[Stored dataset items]
┌────────
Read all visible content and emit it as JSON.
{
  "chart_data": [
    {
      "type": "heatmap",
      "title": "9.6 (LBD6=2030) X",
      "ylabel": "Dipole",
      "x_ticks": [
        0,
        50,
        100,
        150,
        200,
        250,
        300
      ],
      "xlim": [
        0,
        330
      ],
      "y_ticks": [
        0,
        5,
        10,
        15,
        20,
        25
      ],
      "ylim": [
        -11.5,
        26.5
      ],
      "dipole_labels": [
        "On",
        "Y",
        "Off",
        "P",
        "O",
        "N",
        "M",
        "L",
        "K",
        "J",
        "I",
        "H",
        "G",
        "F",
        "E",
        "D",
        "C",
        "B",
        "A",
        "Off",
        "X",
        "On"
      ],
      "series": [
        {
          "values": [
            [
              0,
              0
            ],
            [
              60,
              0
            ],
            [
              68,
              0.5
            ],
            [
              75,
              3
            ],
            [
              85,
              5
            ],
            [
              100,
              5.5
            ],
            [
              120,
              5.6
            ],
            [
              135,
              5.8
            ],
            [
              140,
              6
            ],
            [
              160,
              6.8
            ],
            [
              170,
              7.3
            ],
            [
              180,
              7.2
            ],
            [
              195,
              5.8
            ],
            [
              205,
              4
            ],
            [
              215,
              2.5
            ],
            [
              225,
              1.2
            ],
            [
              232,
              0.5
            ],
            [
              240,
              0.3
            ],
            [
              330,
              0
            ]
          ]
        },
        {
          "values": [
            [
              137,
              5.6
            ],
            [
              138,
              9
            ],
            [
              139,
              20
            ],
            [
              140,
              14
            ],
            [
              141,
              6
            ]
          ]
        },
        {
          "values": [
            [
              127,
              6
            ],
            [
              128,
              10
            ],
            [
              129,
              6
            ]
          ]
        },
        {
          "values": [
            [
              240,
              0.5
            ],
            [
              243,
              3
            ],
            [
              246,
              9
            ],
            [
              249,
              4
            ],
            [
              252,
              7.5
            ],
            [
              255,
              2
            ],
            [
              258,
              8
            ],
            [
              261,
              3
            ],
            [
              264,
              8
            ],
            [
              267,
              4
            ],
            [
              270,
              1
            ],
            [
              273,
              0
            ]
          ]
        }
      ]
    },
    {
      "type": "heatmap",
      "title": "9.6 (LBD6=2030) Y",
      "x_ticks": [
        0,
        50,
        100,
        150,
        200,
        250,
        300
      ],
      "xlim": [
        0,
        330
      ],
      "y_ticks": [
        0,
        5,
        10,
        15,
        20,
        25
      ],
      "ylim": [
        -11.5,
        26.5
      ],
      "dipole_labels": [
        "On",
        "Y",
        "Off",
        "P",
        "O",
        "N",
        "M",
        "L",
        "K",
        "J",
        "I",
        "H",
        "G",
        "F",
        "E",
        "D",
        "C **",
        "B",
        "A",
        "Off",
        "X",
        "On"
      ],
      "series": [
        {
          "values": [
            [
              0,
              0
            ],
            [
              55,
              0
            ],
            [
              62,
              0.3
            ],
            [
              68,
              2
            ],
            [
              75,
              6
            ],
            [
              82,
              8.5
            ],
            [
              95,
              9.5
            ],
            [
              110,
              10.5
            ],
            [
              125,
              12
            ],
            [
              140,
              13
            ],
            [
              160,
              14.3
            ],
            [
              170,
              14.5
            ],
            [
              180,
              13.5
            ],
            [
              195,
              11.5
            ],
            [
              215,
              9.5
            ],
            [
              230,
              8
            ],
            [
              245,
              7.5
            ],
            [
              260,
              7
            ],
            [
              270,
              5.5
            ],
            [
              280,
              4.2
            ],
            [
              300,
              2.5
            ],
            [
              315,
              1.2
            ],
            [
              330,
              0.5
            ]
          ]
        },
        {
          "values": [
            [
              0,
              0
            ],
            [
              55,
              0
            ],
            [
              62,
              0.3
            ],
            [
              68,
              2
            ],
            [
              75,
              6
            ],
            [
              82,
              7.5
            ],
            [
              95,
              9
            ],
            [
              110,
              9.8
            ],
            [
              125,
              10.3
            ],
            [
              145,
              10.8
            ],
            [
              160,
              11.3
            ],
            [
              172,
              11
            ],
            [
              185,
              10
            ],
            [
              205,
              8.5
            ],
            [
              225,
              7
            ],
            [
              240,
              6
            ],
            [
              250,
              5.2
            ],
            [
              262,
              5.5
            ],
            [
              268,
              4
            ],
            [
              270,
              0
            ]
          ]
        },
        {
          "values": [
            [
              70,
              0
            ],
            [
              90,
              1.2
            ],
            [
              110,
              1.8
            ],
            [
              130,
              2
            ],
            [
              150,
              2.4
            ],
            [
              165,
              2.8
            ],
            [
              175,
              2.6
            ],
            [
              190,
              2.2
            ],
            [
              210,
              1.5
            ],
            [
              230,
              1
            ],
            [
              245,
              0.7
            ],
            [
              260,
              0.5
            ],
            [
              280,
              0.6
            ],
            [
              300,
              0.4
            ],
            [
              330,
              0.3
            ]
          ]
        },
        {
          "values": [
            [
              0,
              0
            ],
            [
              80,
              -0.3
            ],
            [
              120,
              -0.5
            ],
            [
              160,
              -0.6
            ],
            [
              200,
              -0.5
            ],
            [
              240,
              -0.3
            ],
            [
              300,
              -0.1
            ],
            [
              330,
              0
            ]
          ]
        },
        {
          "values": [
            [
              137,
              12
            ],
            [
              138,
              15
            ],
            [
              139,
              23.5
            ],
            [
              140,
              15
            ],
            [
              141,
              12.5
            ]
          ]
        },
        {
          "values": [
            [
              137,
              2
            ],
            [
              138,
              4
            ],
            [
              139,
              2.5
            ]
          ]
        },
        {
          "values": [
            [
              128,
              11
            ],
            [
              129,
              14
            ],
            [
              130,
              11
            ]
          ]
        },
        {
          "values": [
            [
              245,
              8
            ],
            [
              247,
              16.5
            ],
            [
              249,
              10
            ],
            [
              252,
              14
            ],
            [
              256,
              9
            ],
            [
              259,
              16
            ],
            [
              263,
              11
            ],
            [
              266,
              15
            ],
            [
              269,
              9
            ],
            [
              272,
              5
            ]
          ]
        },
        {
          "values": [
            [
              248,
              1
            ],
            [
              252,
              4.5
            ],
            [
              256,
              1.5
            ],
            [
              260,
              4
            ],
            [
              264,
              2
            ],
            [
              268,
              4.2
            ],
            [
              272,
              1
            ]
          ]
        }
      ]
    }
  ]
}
└────────
- _To be done_: Show the data once more, exactly as it was written.

- _Solution to this exercise_:
Read all visible content and emit it as JSON.
{
  "chart_data": [
    {
      "type": "heatmap",
      "title": "9.6 (LBD6=2030) X",
      "ylabel": "Dipole",
      "x_ticks": [
        0,
        50,
        100,
        150,
        200,
        250,
        300
      ],
      "xlim": [
        0,
        330
      ],
      "y_ticks": [
        0,
        5,
        10,
        15,
        20,
        25
      ],
      "ylim": [
        -11.5,
        26.5
      ],
      "dipole_labels": [
        "On",
        "Y",
        "Off",
        "P",
        "O",
        "N",
        "M",
        "L",
        "K",
        "J",
        "I",
        "H",
        "G",
        "F",
        "E",
        "D",
        "C",
        "B",
        "A",
        "Off",
        "X",
        "On"
      ],
      "series": [
        {
          "values": [
            [
              0,
              0
            ],
            [
              60,
              0
            ],
            [
              68,
              0.5
            ],
            [
              75,
              3
            ],
            [
              85,
              5
            ],
            [
              100,
              5.5
            ],
            [
              120,
              5.6
            ],
            [
              135,
              5.8
            ],
            [
              140,
              6
            ],
            [
              160,
              6.8
            ],
            [
              170,
              7.3
            ],
            [
              180,
              7.2
            ],
            [
              195,
              5.8
            ],
            [
              205,
              4
            ],
            [
              215,
              2.5
            ],
            [
              225,
              1.2
            ],
            [
              232,
              0.5
            ],
            [
              240,
              0.3
            ],
            [
              330,
              0
            ]
          ]
        },
        {
          "values": [
            [
              137,
              5.6
            ],
            [
              138,
              9
            ],
            [
              139,
              20
            ],
            [
              140,
              14
            ],
            [
              141,
              6
            ]
          ]
        },
        {
          "values": [
            [
              127,
              6
            ],
            [
              128,
              10
            ],
            [
              129,
              6
            ]
          ]
        },
        {
          "values": [
            [
              240,
              0.5
            ],
            [
              243,
              3
            ],
            [
              246,
              9
            ],
            [
              249,
              4
            ],
            [
              252,
              7.5
            ],
            [
              255,
              2
            ],
            [
              258,
              8
            ],
            [
              261,
              3
            ],
            [
              264,
              8
            ],
            [
              267,
              4
            ],
            [
              270,
              1
            ],
            [
              273,
              0
            ]
          ]
        }
      ]
    },
    {
      "type": "heatmap",
      "title": "9.6 (LBD6=2030) Y",
      "x_ticks": [
        0,
        50,
        100,
        150,
        200,
        250,
        300
      ],
      "xlim": [
        0,
        330
      ],
      "y_ticks": [
        0,
        5,
        10,
        15,
        20,
        25
      ],
      "ylim": [
        -11.5,
        26.5
      ],
      "dipole_labels": [
        "On",
        "Y",
        "Off",
        "P",
        "O",
        "N",
        "M",
        "L",
        "K",
        "J",
        "I",
        "H",
        "G",
        "F",
        "E",
        "D",
        "C **",
        "B",
        "A",
        "Off",
        "X",
        "On"
      ],
      "series": [
        {
          "values": [
            [
              0,
              0
            ],
            [
              55,
              0
            ],
            [
              62,
              0.3
            ],
            [
              68,
              2
            ],
            [
              75,
              6
            ],
            [
              82,
              8.5
            ],
            [
              95,
              9.5
            ],
            [
              110,
              10.5
            ],
            [
              125,
              12
            ],
            [
              140,
              13
            ],
            [
              160,
              14.3
            ],
            [
              170,
              14.5
            ],
            [
              180,
              13.5
            ],
            [
              195,
              11.5
            ],
            [
              215,
              9.5
            ],
            [
              230,
              8
            ],
            [
              245,
              7.5
            ],
            [
              260,
              7
            ],
            [
              270,
              5.5
            ],
            [
              280,
              4.2
            ],
            [
              300,
              2.5
            ],
            [
              315,
              1.2
            ],
            [
              330,
              0.5
            ]
          ]
        },
        {
          "values": [
            [
              0,
              0
            ],
            [
              55,
              0
            ],
            [
              62,
              0.3
            ],
            [
              68,
              2
            ],
            [
              75,
              6
            ],
            [
              82,
              7.5
            ],
            [
              95,
              9
            ],
            [
              110,
              9.8
            ],
            [
              125,
              10.3
            ],
            [
              145,
              10.8
            ],
            [
              160,
              11.3
            ],
            [
              172,
              11
            ],
            [
              185,
              10
            ],
            [
              205,
              8.5
            ],
            [
              225,
              7
            ],
            [
              240,
              6
            ],
            [
              250,
              5.2
            ],
            [
              262,
              5.5
            ],
            [
              268,
              4
            ],
            [
              270,
              0
            ]
          ]
        },
        {
          "values": [
            [
              70,
              0
            ],
            [
              90,
              1.2
            ],
            [
              110,
              1.8
            ],
            [
              130,
              2
            ],
            [
              150,
              2.4
            ],
            [
              165,
              2.8
            ],
            [
              175,
              2.6
            ],
            [
              190,
              2.2
            ],
            [
              210,
              1.5
            ],
            [
              230,
              1
            ],
            [
              245,
              0.7
            ],
            [
              260,
              0.5
            ],
            [
              280,
              0.6
            ],
            [
              300,
              0.4
            ],
            [
              330,
              0.3
            ]
          ]
        },
        {
          "values": [
            [
              0,
              0
            ],
            [
              80,
              -0.3
            ],
            [
              120,
              -0.5
            ],
            [
              160,
              -0.6
            ],
            [
              200,
              -0.5
            ],
            [
              240,
              -0.3
            ],
            [
              300,
              -0.1
            ],
            [
              330,
              0
            ]
          ]
        },
        {
          "values": [
            [
              137,
              12
            ],
            [
              138,
              15
            ],
            [
              139,
              23.5
            ],
            [
              140,
              15
            ],
            [
              141,
              12.5
            ]
          ]
        },
        {
          "values": [
            [
              137,
              2
            ],
            [
              138,
              4
            ],
            [
              139,
              2.5
            ]
          ]
        },
        {
          "values": [
            [
              128,
              11
            ],
            [
              129,
              14
            ],
            [
              130,
              11
            ]
          ]
        },
        {
          "values": [
            [
              245,
              8
            ],
            [
              247,
              16.5
            ],
            [
              249,
              10
            ],
            [
              252,
              14
            ],
            [
              256,
              9
            ],
            [
              259,
              16
            ],
            [
              263,
              11
            ],
            [
              266,
              15
            ],
            [
              269,
              9
            ],
            [
              272,
              5
            ]
          ]
        },
        {
          "values": [
            [
              248,
              1
            ],
            [
              252,
              4.5
            ],
            [
              256,
              1.5
            ],
            [
              260,
              4
            ],
            [
              264,
              2
            ],
            [
              268,
              4.2
            ],
            [
              272,
              1
            ]
          ]
        }
      ]
    }
  ]
}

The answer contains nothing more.